Extracted data entries:
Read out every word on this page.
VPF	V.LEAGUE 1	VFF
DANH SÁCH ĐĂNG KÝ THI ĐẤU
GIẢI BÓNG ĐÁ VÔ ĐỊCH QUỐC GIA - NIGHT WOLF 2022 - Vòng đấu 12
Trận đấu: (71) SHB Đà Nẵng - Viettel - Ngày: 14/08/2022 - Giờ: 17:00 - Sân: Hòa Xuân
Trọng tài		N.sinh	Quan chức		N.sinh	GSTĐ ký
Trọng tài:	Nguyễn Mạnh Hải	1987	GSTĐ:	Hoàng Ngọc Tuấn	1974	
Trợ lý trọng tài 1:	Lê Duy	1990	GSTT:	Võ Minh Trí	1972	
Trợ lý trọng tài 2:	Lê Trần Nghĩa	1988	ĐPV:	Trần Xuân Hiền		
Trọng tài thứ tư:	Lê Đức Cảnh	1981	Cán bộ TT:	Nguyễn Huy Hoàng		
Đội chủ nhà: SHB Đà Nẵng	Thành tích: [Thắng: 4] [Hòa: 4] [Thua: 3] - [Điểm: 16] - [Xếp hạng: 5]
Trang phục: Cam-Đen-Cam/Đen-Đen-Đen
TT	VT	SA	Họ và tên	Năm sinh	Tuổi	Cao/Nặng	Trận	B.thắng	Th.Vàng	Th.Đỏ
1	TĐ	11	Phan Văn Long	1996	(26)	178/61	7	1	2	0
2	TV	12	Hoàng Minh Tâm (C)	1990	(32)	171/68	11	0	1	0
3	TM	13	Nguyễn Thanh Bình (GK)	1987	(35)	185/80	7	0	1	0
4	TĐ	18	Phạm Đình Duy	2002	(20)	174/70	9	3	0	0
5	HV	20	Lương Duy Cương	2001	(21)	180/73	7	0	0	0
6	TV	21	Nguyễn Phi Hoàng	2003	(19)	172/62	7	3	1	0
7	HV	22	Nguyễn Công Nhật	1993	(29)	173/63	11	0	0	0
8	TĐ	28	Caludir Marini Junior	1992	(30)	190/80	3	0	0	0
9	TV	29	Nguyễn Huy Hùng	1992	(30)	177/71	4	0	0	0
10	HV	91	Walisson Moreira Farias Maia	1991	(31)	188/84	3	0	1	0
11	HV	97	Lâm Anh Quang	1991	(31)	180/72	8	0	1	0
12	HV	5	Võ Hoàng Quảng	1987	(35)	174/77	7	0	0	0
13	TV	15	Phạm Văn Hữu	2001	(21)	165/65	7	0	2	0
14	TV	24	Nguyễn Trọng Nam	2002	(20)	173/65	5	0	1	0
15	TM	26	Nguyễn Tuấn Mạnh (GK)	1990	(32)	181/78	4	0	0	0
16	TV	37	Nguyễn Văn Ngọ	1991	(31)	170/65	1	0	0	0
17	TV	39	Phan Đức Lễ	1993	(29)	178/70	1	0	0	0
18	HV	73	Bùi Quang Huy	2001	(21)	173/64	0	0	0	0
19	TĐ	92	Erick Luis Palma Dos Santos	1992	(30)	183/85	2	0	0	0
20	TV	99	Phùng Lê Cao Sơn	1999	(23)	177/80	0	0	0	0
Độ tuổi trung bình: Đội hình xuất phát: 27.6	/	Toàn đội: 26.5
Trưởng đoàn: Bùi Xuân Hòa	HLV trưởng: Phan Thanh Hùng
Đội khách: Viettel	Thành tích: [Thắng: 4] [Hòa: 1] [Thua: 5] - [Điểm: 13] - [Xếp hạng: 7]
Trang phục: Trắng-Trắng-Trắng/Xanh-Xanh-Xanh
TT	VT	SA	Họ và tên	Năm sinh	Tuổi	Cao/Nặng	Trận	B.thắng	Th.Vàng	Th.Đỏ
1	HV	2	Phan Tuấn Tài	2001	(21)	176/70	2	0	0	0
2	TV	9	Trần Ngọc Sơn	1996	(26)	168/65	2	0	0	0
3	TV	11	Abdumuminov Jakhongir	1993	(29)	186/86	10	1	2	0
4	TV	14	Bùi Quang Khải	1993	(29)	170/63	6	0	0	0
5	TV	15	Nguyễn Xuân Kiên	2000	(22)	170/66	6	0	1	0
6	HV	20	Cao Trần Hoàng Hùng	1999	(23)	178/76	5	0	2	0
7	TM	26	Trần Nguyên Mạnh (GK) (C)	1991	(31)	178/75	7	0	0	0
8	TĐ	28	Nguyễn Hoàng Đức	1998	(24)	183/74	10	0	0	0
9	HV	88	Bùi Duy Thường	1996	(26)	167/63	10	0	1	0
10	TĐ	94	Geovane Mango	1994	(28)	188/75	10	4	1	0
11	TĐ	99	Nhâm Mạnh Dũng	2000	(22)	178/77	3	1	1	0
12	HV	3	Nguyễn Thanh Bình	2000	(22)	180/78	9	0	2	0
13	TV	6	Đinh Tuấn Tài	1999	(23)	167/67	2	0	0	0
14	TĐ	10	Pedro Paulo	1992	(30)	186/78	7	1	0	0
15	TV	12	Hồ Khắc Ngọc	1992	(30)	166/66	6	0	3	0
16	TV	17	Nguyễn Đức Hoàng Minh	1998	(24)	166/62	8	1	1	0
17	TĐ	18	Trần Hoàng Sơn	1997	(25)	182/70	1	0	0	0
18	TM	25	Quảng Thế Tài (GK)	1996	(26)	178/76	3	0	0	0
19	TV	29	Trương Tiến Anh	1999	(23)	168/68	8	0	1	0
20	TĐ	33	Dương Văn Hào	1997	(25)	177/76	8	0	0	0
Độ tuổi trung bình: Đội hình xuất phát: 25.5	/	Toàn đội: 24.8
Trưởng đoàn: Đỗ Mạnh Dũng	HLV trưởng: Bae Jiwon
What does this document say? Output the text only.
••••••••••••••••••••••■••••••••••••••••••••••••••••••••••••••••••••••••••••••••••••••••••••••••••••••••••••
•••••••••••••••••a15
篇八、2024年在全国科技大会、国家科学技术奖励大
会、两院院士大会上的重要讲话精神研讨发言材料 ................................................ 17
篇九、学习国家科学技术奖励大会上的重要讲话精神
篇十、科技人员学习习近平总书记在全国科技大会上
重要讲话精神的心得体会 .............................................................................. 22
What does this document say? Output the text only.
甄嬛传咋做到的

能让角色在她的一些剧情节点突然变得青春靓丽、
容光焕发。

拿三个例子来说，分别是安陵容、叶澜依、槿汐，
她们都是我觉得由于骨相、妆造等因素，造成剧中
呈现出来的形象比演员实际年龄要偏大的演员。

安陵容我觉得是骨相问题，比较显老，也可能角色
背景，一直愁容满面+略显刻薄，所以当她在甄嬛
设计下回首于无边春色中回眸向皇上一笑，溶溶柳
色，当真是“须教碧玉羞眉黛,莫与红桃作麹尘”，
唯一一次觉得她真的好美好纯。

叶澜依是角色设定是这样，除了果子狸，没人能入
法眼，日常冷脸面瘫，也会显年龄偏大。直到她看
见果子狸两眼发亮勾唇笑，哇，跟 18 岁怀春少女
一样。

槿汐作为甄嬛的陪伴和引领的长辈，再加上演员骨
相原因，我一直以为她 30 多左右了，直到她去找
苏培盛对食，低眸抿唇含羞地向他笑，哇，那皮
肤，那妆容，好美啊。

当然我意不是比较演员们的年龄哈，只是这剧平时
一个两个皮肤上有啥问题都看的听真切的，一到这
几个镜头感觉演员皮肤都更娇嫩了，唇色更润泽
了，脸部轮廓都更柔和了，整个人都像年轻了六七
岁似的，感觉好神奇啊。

- **Your goal**: Print every line of the records exactly. Omit nothing.

- **Output of the exercise**:
Read out every word on this page.
VPF	V.LEAGUE 1	VFF
DANH SÁCH ĐĂNG KÝ THI ĐẤU
GIẢI BÓNG ĐÁ VÔ ĐỊCH QUỐC GIA - NIGHT WOLF 2022 - Vòng đấu 12
Trận đấu: (71) SHB Đà Nẵng - Viettel - Ngày: 14/08/2022 - Giờ: 17:00 - Sân: Hòa Xuân
Trọng tài		N.sinh	Quan chức		N.sinh	GSTĐ ký
Trọng tài:	Nguyễn Mạnh Hải	1987	GSTĐ:	Hoàng Ngọc Tuấn	1974	
Trợ lý trọng tài 1:	Lê Duy	1990	GSTT:	Võ Minh Trí	1972	
Trợ lý trọng tài 2:	Lê Trần Nghĩa	1988	ĐPV:	Trần Xuân Hiền		
Trọng tài thứ tư:	Lê Đức Cảnh	1981	Cán bộ TT:	Nguyễn Huy Hoàng		
Đội chủ nhà: SHB Đà Nẵng	Thành tích: [Thắng: 4] [Hòa: 4] [Thua: 3] - [Điểm: 16] - [Xếp hạng: 5]
Trang phục: Cam-Đen-Cam/Đen-Đen-Đen
TT	VT	SA	Họ và tên	Năm sinh	Tuổi	Cao/Nặng	Trận	B.thắng	Th.Vàng	Th.Đỏ
1	TĐ	11	Phan Văn Long	1996	(26)	178/61	7	1	2	0
2	TV	12	Hoàng Minh Tâm (C)	1990	(32)	171/68	11	0	1	0
3	TM	13	Nguyễn Thanh Bình (GK)	1987	(35)	185/80	7	0	1	0
4	TĐ	18	Phạm Đình Duy	2002	(20)	174/70	9	3	0	0
5	HV	20	Lương Duy Cương	2001	(21)	180/73	7	0	0	0
6	TV	21	Nguyễn Phi Hoàng	2003	(19)	172/62	7	3	1	0
7	HV	22	Nguyễn Công Nhật	1993	(29)	173/63	11	0	0	0
8	TĐ	28	Caludir Marini Junior	1992	(30)	190/80	3	0	0	0
9	TV	29	Nguyễn Huy Hùng	1992	(30)	177/71	4	0	0	0
10	HV	91	Walisson Moreira Farias Maia	1991	(31)	188/84	3	0	1	0
11	HV	97	Lâm Anh Quang	1991	(31)	180/72	8	0	1	0
12	HV	5	Võ Hoàng Quảng	1987	(35)	174/77	7	0	0	0
13	TV	15	Phạm Văn Hữu	2001	(21)	165/65	7	0	2	0
14	TV	24	Nguyễn Trọng Nam	2002	(20)	173/65	5	0	1	0
15	TM	26	Nguyễn Tuấn Mạnh (GK)	1990	(32)	181/78	4	0	0	0
16	TV	37	Nguyễn Văn Ngọ	1991	(31)	170/65	1	0	0	0
17	TV	39	Phan Đức Lễ	1993	(29)	178/70	1	0	0	0
18	HV	73	Bùi Quang Huy	2001	(21)	173/64	0	0	0	0
19	TĐ	92	Erick Luis Palma Dos Santos	1992	(30)	183/85	2	0	0	0
20	TV	99	Phùng Lê Cao Sơn	1999	(23)	177/80	0	0	0	0
Độ tuổi trung bình: Đội hình xuất phát: 27.6	/	Toàn đội: 26.5
Trưởng đoàn: Bùi Xuân Hòa	HLV trưởng: Phan Thanh Hùng
Đội khách: Viettel	Thành tích: [Thắng: 4] [Hòa: 1] [Thua: 5] - [Điểm: 13] - [Xếp hạng: 7]
Trang phục: Trắng-Trắng-Trắng/Xanh-Xanh-Xanh
TT	VT	SA	Họ và tên	Năm sinh	Tuổi	Cao/Nặng	Trận	B.thắng	Th.Vàng	Th.Đỏ
1	HV	2	Phan Tuấn Tài	2001	(21)	176/70	2	0	0	0
2	TV	9	Trần Ngọc Sơn	1996	(26)	168/65	2	0	0	0
3	TV	11	Abdumuminov Jakhongir	1993	(29)	186/86	10	1	2	0
4	TV	14	Bùi Quang Khải	1993	(29)	170/63	6	0	0	0
5	TV	15	Nguyễn Xuân Kiên	2000	(22)	170/66	6	0	1	0
6	HV	20	Cao Trần Hoàng Hùng	1999	(23)	178/76	5	0	2	0
7	TM	26	Trần Nguyên Mạnh (GK) (C)	1991	(31)	178/75	7	0	0	0
8	TĐ	28	Nguyễn Hoàng Đức	1998	(24)	183/74	10	0	0	0
9	HV	88	Bùi Duy Thường	1996	(26)	167/63	10	0	1	0
10	TĐ	94	Geovane Mango	1994	(28)	188/75	10	4	1	0
11	TĐ	99	Nhâm Mạnh Dũng	2000	(22)	178/77	3	1	1	0
12	HV	3	Nguyễn Thanh Bình	2000	(22)	180/78	9	0	2	0
13	TV	6	Đinh Tuấn Tài	1999	(23)	167/67	2	0	0	0
14	TĐ	10	Pedro Paulo	1992	(30)	186/78	7	1	0	0
15	TV	12	Hồ Khắc Ngọc	1992	(30)	166/66	6	0	3	0
16	TV	17	Nguyễn Đức Hoàng Minh	1998	(24)	166/62	8	1	1	0
17	TĐ	18	Trần Hoàng Sơn	1997	(25)	182/70	1	0	0	0
18	TM	25	Quảng Thế Tài (GK)	1996	(26)	178/76	3	0	0	0
19	TV	29	Trương Tiến Anh	1999	(23)	168/68	8	0	1	0
20	TĐ	33	Dương Văn Hào	1997	(25)	177/76	8	0	0	0
Độ tuổi trung bình: Đội hình xuất phát: 25.5	/	Toàn đội: 24.8
Trưởng đoàn: Đỗ Mạnh Dũng	HLV trưởng: Bae Jiwon
What does this document say? Output the text only.
••••••••••••••••••••••■••••••••••••••••••••••••••••••••••••••••••••••••••••••••••••••••••••••••••••••••••••
•••••••••••••••••a15
篇八、2024年在全国科技大会、国家科学技术奖励大
会、两院院士大会上的重要讲话精神研讨发言材料 ................................................ 17
篇九、学习国家科学技术奖励大会上的重要讲话精神
篇十、科技人员学习习近平总书记在全国科技大会上
重要讲话精神的心得体会 .............................................................................. 22
What does this document say? Output the text only.
甄嬛传咋做到的

能让角色在她的一些剧情节点突然变得青春靓丽、
容光焕发。

拿三个例子来说，分别是安陵容、叶澜依、槿汐，
她们都是我觉得由于骨相、妆造等因素，造成剧中
呈现出来的形象比演员实际年龄要偏大的演员。

安陵容我觉得是骨相问题，比较显老，也可能角色
背景，一直愁容满面+略显刻薄，所以当她在甄嬛
设计下回首于无边春色中回眸向皇上一笑，溶溶柳
色，当真是“须教碧玉羞眉黛,莫与红桃作麹尘”，
唯一一次觉得她真的好美好纯。

叶澜依是角色设定是这样，除了果子狸，没人能入
法眼，日常冷脸面瘫，也会显年龄偏大。直到她看
见果子狸两眼发亮勾唇笑，哇，跟 18 岁怀春少女
一样。

槿汐作为甄嬛的陪伴和引领的长辈，再加上演员骨
相原因，我一直以为她 30 多左右了，直到她去找
苏培盛对食，低眸抿唇含羞地向他笑，哇，那皮
肤，那妆容，好美啊。

当然我意不是比较演员们的年龄哈，只是这剧平时
一个两个皮肤上有啥问题都看的听真切的，一到这
几个镜头感觉演员皮肤都更娇嫩了，唇色更润泽
了，脸部轮廓都更柔和了，整个人都像年轻了六七
岁似的，感觉好神奇啊。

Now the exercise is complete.